STATED TASK: Every line that holds the string "Xela" is to be identified and copied.

TASK INPUTS:

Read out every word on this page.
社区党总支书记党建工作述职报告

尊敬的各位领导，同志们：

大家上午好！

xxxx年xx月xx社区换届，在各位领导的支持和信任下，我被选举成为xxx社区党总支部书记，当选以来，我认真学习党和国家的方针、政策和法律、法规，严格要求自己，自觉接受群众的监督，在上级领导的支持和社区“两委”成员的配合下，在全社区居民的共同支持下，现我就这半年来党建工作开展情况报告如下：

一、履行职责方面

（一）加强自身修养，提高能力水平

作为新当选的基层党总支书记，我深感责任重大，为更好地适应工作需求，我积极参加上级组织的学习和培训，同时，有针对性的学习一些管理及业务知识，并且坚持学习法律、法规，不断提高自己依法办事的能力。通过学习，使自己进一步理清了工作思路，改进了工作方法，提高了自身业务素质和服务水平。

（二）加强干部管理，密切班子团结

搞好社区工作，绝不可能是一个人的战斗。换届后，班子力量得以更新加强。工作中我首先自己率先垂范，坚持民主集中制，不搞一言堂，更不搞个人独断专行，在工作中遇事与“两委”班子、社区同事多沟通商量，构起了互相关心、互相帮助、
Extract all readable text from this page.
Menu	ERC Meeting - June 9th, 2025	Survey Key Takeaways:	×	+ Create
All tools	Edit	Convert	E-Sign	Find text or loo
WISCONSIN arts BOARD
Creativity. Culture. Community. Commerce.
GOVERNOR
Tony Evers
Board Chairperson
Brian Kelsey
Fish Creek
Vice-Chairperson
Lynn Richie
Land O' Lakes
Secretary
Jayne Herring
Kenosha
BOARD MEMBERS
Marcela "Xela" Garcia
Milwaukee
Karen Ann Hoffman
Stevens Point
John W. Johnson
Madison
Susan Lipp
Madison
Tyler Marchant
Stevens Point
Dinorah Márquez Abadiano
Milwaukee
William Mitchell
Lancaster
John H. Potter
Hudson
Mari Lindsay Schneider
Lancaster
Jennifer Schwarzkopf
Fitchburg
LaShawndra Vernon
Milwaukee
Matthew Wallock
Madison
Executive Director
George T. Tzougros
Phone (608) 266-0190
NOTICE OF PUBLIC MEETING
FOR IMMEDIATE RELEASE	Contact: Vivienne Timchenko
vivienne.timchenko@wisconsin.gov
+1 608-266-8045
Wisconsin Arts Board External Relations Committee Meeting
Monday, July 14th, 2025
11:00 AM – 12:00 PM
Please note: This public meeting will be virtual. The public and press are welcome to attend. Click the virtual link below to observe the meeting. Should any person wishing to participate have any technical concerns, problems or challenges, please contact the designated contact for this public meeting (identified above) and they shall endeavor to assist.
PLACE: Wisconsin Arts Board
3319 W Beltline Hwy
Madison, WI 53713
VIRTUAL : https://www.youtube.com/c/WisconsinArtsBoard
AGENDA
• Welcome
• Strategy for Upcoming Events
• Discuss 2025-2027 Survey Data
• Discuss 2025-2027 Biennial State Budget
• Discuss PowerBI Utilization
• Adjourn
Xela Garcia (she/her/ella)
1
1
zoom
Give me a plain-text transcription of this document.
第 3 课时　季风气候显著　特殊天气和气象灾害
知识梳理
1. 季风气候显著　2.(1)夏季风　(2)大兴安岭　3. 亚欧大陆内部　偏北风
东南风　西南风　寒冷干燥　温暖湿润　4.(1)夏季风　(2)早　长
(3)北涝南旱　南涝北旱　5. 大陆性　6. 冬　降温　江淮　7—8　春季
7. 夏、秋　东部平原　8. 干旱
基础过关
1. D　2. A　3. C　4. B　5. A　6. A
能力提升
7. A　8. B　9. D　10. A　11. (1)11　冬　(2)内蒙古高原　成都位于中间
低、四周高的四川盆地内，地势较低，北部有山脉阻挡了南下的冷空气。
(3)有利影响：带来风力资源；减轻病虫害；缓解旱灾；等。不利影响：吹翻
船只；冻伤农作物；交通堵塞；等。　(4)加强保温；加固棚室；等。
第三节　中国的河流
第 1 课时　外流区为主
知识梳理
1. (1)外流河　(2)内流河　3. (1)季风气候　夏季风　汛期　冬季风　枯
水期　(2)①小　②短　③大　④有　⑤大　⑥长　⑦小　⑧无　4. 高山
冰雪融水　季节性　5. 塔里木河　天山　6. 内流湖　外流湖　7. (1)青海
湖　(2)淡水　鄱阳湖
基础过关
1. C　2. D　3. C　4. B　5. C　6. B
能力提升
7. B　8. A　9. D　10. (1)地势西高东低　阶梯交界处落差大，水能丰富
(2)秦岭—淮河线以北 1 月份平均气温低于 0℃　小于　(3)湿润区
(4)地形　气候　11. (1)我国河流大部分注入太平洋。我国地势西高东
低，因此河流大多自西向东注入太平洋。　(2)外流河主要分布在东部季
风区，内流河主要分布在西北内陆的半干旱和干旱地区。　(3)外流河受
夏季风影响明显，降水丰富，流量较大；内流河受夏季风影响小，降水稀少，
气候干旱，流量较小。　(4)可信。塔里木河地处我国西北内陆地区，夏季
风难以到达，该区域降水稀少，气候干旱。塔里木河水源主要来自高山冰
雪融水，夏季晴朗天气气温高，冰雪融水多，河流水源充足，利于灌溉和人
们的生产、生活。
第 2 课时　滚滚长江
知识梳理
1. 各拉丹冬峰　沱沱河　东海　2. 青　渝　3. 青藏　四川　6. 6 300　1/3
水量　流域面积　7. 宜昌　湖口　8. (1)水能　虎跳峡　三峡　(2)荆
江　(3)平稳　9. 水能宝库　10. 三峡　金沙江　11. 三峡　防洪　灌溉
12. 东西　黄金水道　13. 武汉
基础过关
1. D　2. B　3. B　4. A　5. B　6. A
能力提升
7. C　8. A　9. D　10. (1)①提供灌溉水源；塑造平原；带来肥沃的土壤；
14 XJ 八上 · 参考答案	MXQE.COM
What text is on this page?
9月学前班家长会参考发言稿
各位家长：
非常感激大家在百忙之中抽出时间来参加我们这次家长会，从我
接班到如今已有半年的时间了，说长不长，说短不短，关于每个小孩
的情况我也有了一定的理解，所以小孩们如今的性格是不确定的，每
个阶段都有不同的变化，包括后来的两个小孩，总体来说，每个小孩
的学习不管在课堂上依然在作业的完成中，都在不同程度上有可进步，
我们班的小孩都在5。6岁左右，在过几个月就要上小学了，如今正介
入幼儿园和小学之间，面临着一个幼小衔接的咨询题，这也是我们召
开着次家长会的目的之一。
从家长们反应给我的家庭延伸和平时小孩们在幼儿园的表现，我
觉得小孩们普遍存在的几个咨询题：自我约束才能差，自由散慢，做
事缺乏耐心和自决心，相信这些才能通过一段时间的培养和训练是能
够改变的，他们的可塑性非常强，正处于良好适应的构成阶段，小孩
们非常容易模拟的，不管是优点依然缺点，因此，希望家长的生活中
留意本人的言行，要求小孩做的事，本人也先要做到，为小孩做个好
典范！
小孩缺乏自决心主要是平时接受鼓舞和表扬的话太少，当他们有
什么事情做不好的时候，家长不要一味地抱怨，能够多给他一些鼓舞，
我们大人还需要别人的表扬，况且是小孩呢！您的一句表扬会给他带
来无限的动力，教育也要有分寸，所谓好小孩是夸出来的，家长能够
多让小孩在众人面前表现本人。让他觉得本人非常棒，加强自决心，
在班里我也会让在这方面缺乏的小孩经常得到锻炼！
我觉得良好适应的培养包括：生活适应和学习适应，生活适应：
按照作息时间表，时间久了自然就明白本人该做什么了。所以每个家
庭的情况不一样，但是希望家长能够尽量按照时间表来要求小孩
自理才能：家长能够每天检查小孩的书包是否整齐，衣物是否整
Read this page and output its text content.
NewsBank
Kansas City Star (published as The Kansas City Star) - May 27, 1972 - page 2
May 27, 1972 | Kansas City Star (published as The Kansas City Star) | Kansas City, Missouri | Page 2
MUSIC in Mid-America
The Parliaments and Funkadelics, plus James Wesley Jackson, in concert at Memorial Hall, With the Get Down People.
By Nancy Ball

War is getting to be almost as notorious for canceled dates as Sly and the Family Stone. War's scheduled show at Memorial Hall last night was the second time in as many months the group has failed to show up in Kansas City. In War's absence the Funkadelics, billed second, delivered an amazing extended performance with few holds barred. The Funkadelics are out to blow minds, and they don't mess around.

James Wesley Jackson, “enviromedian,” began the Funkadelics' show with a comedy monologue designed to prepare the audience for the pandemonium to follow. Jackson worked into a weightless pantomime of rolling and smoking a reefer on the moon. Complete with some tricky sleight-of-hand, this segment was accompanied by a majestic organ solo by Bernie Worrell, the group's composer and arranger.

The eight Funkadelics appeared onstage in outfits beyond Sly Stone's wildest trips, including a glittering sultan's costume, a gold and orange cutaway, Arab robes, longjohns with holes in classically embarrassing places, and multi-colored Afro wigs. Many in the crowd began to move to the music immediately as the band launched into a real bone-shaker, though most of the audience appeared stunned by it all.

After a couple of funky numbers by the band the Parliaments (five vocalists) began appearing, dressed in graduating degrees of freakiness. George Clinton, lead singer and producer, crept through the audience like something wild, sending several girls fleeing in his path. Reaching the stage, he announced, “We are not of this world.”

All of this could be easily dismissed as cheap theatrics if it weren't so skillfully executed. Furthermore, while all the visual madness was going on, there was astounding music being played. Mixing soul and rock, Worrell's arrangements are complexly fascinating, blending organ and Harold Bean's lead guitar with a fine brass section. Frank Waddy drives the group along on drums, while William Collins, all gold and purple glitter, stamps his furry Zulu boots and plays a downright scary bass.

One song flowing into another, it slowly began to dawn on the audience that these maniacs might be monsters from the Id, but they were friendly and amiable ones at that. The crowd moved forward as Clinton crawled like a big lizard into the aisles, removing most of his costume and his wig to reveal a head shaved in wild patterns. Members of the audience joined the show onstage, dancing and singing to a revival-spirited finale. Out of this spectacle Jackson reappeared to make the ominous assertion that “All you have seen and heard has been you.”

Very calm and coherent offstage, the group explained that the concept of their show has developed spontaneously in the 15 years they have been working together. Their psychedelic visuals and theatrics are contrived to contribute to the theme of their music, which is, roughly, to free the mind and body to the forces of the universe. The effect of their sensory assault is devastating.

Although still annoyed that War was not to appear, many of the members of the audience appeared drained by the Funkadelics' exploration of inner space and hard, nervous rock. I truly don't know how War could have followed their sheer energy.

RESPONSE:
Marcela "Xela" Garcia
Xela Garcia (she/her/ella)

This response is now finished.